** Start **

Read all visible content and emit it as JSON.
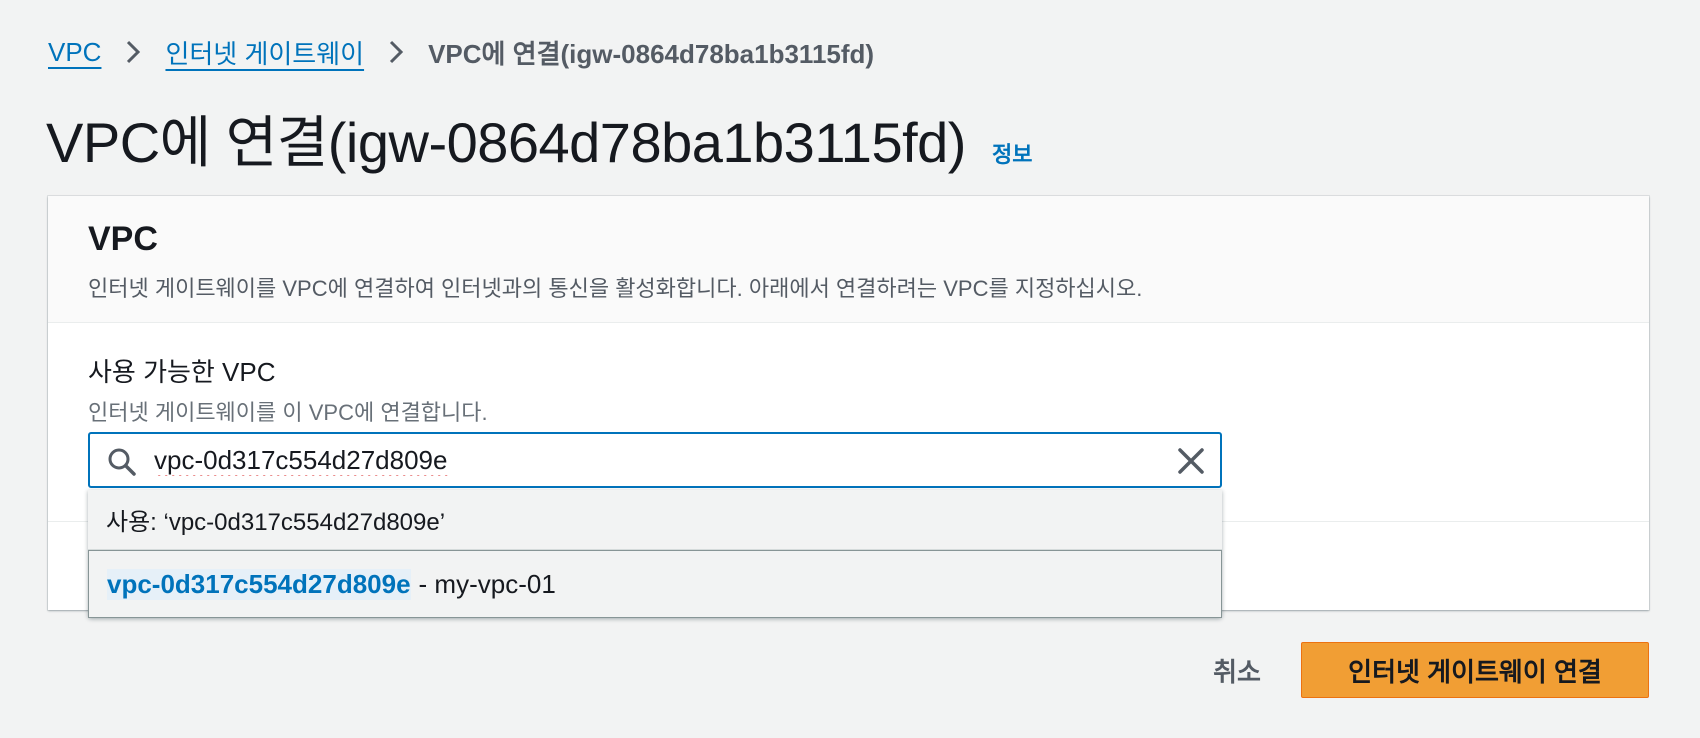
{
  "breadcrumb": {
    "items": [
      {
        "label": "VPC"
      },
      {
        "label": "인터넷 게이트웨이"
      }
    ],
    "current": "VPC에 연결(igw-0864d78ba1b3115fd)"
  },
  "page": {
    "title": "VPC에 연결(igw-0864d78ba1b3115fd)",
    "info_link": "정보"
  },
  "panel": {
    "title": "VPC",
    "description": "인터넷 게이트웨이를 VPC에 연결하여 인터넷과의 통신을 활성화합니다. 아래에서 연결하려는 VPC를 지정하십시오."
  },
  "field": {
    "label": "사용 가능한 VPC",
    "description": "인터넷 게이트웨이를 이 VPC에 연결합니다.",
    "value": "vpc-0d317c554d27d809e"
  },
  "dropdown": {
    "use_text": "사용: ‘vpc-0d317c554d27d809e’",
    "options": [
      {
        "id": "vpc-0d317c554d27d809e",
        "name": "- my-vpc-01"
      }
    ]
  },
  "actions": {
    "cancel_label": "취소",
    "submit_label": "인터넷 게이트웨이 연결"
  },
  "colors": {
    "link": "#0073bb",
    "primary_button": "#f19e34",
    "background": "#f2f3f3"
  },
  "icons": [
    "chevron-right-icon",
    "search-icon",
    "close-icon"
  ]
}
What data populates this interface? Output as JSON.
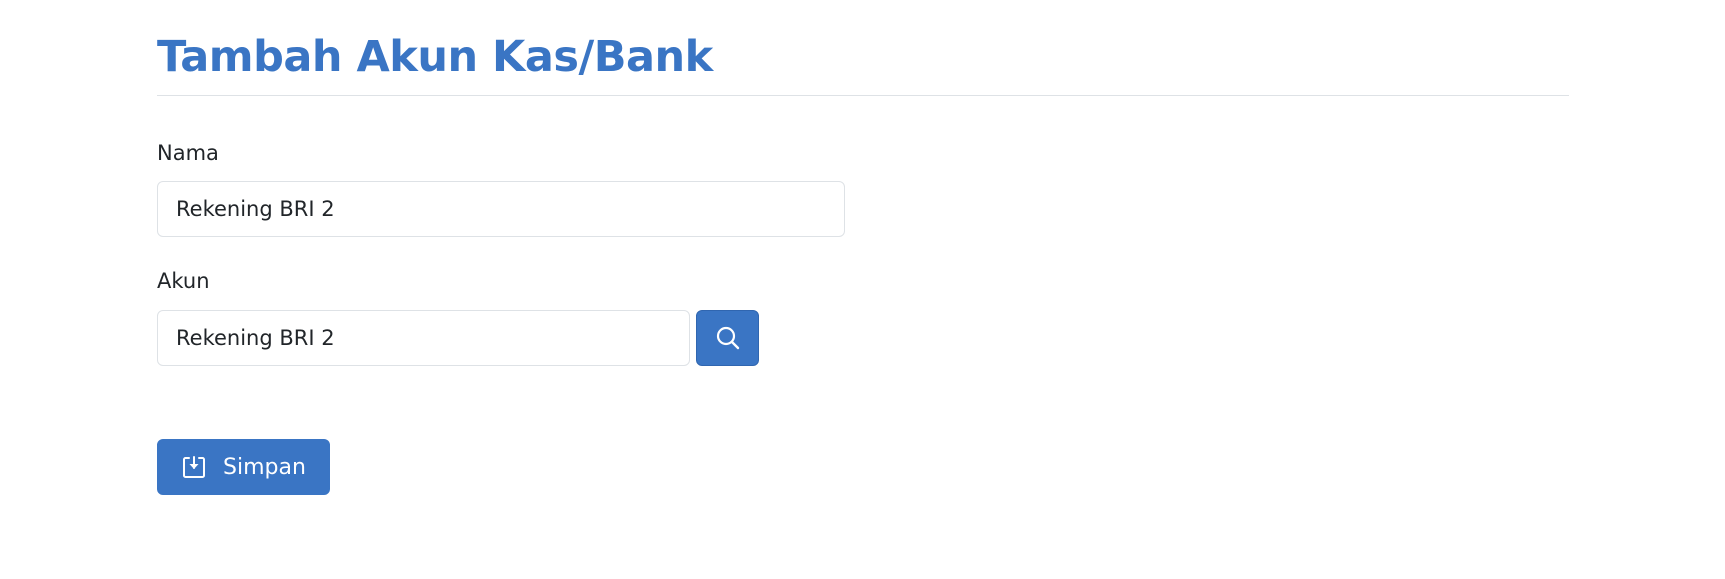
{
  "page": {
    "title": "Tambah Akun Kas/Bank"
  },
  "form": {
    "nama": {
      "label": "Nama",
      "value": "Rekening BRI 2"
    },
    "akun": {
      "label": "Akun",
      "value": "Rekening BRI 2",
      "search_icon": "search-icon"
    },
    "save_button": {
      "label": "Simpan",
      "icon": "save-icon"
    }
  },
  "colors": {
    "accent": "#3a75c4",
    "text": "#212529",
    "border": "#dee2e6"
  }
}
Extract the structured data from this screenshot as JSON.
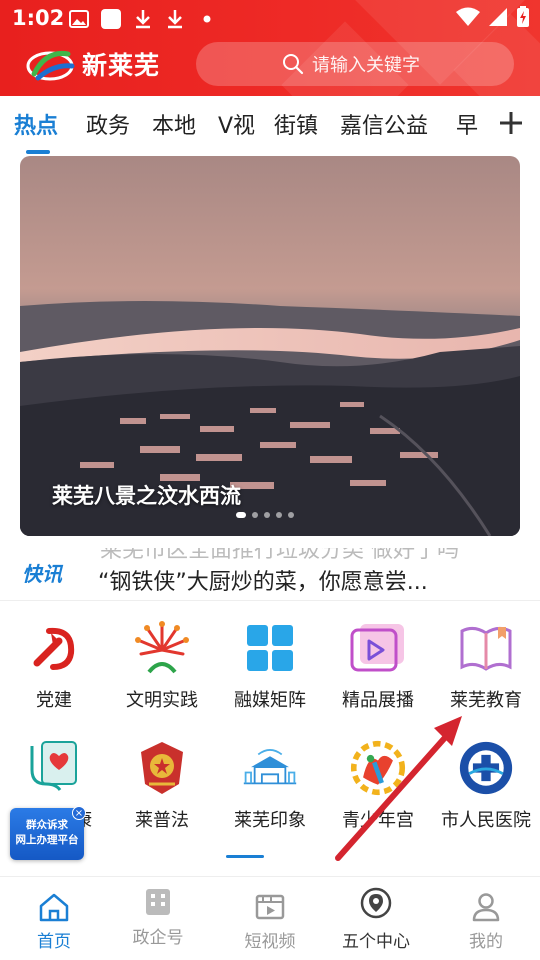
{
  "status_bar": {
    "time": "1:02"
  },
  "header": {
    "app_name": "新莱芜",
    "search_placeholder": "请输入关键字"
  },
  "tabs": [
    {
      "label": "热点",
      "active": true
    },
    {
      "label": "政务"
    },
    {
      "label": "本地"
    },
    {
      "label": "V视"
    },
    {
      "label": "街镇"
    },
    {
      "label": "嘉信公益"
    },
    {
      "label": "早"
    }
  ],
  "banner": {
    "caption": "莱芜八景之汶水西流",
    "slides": 5,
    "active_slide": 1
  },
  "flash": {
    "label": "快讯",
    "text": "“钢铁侠”大厨炒的菜，你愿意尝...",
    "prev_text": "莱芜市区全面推行垃圾分类 做好了吗"
  },
  "grid": [
    {
      "label": "党建",
      "icon": "party-icon"
    },
    {
      "label": "文明实践",
      "icon": "civilization-icon"
    },
    {
      "label": "融媒矩阵",
      "icon": "matrix-icon"
    },
    {
      "label": "精品展播",
      "icon": "video-play-icon"
    },
    {
      "label": "莱芜教育",
      "icon": "book-icon"
    },
    {
      "label": "健康",
      "icon": "health-icon"
    },
    {
      "label": "莱普法",
      "icon": "law-emblem-icon"
    },
    {
      "label": "莱芜印象",
      "icon": "city-gate-icon"
    },
    {
      "label": "青少年宫",
      "icon": "youth-palace-icon"
    },
    {
      "label": "市人民医院",
      "icon": "hospital-logo-icon"
    }
  ],
  "float_badge": {
    "line1": "群众诉求",
    "line2": "网上办理平台"
  },
  "bottom_nav": [
    {
      "label": "首页",
      "active": true,
      "icon": "home-icon"
    },
    {
      "label": "政企号",
      "icon": "building-icon"
    },
    {
      "label": "短视频",
      "icon": "film-icon"
    },
    {
      "label": "五个中心",
      "icon": "location-pin-icon"
    },
    {
      "label": "我的",
      "icon": "user-icon"
    }
  ],
  "colors": {
    "brand_red": "#e8201e",
    "accent_blue": "#1a7fd4",
    "arrow_red": "#d4252f"
  }
}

** End **

Set task: Without the pictures, copy the material exactly as given.

In response:
Read all visible content and emit it as JSON.
{
  "breadcrumb": {
    "items": [
      {
        "label": "VPC"
      },
      {
        "label": "인터넷 게이트웨이"
      }
    ],
    "current": "VPC에 연결(igw-0864d78ba1b3115fd)"
  },
  "page": {
    "title": "VPC에 연결(igw-0864d78ba1b3115fd)",
    "info_link": "정보"
  },
  "panel": {
    "title": "VPC",
    "description": "인터넷 게이트웨이를 VPC에 연결하여 인터넷과의 통신을 활성화합니다. 아래에서 연결하려는 VPC를 지정하십시오."
  },
  "field": {
    "label": "사용 가능한 VPC",
    "description": "인터넷 게이트웨이를 이 VPC에 연결합니다.",
    "value": "vpc-0d317c554d27d809e"
  },
  "dropdown": {
    "use_text": "사용: ‘vpc-0d317c554d27d809e’",
    "options": [
      {
        "id": "vpc-0d317c554d27d809e",
        "name": "- my-vpc-01"
      }
    ]
  },
  "actions": {
    "cancel_label": "취소",
    "submit_label": "인터넷 게이트웨이 연결"
  },
  "colors": {
    "link": "#0073bb",
    "primary_button": "#f19e34",
    "background": "#f2f3f3"
  },
  "icons": [
    "chevron-right-icon",
    "search-icon",
    "close-icon"
  ]
}
What data populates this interface? Output as JSON.
{
  "page": {
    "title": "Tambah Akun Kas/Bank"
  },
  "form": {
    "nama": {
      "label": "Nama",
      "value": "Rekening BRI 2"
    },
    "akun": {
      "label": "Akun",
      "value": "Rekening BRI 2",
      "search_icon": "search-icon"
    },
    "save_button": {
      "label": "Simpan",
      "icon": "save-icon"
    }
  },
  "colors": {
    "accent": "#3a75c4",
    "text": "#212529",
    "border": "#dee2e6"
  }
}
Extract the structured data from this screenshot as JSON.
{
  "status_bar": {
    "time": "1:02"
  },
  "header": {
    "app_name": "新莱芜",
    "search_placeholder": "请输入关键字"
  },
  "tabs": [
    {
      "label": "热点",
      "active": true
    },
    {
      "label": "政务"
    },
    {
      "label": "本地"
    },
    {
      "label": "V视"
    },
    {
      "label": "街镇"
    },
    {
      "label": "嘉信公益"
    },
    {
      "label": "早"
    }
  ],
  "banner": {
    "caption": "莱芜八景之汶水西流",
    "slides": 5,
    "active_slide": 1
  },
  "flash": {
    "label": "快讯",
    "text": "“钢铁侠”大厨炒的菜，你愿意尝...",
    "prev_text": "莱芜市区全面推行垃圾分类 做好了吗"
  },
  "grid": [
    {
      "label": "党建",
      "icon": "party-icon"
    },
    {
      "label": "文明实践",
      "icon": "civilization-icon"
    },
    {
      "label": "融媒矩阵",
      "icon": "matrix-icon"
    },
    {
      "label": "精品展播",
      "icon": "video-play-icon"
    },
    {
      "label": "莱芜教育",
      "icon": "book-icon"
    },
    {
      "label": "健康",
      "icon": "health-icon"
    },
    {
      "label": "莱普法",
      "icon": "law-emblem-icon"
    },
    {
      "label": "莱芜印象",
      "icon": "city-gate-icon"
    },
    {
      "label": "青少年宫",
      "icon": "youth-palace-icon"
    },
    {
      "label": "市人民医院",
      "icon": "hospital-logo-icon"
    }
  ],
  "float_badge": {
    "line1": "群众诉求",
    "line2": "网上办理平台"
  },
  "bottom_nav": [
    {
      "label": "首页",
      "active": true,
      "icon": "home-icon"
    },
    {
      "label": "政企号",
      "icon": "building-icon"
    },
    {
      "label": "短视频",
      "icon": "film-icon"
    },
    {
      "label": "五个中心",
      "icon": "location-pin-icon"
    },
    {
      "label": "我的",
      "icon": "user-icon"
    }
  ],
  "colors": {
    "brand_red": "#e8201e",
    "accent_blue": "#1a7fd4",
    "arrow_red": "#d4252f"
  }
}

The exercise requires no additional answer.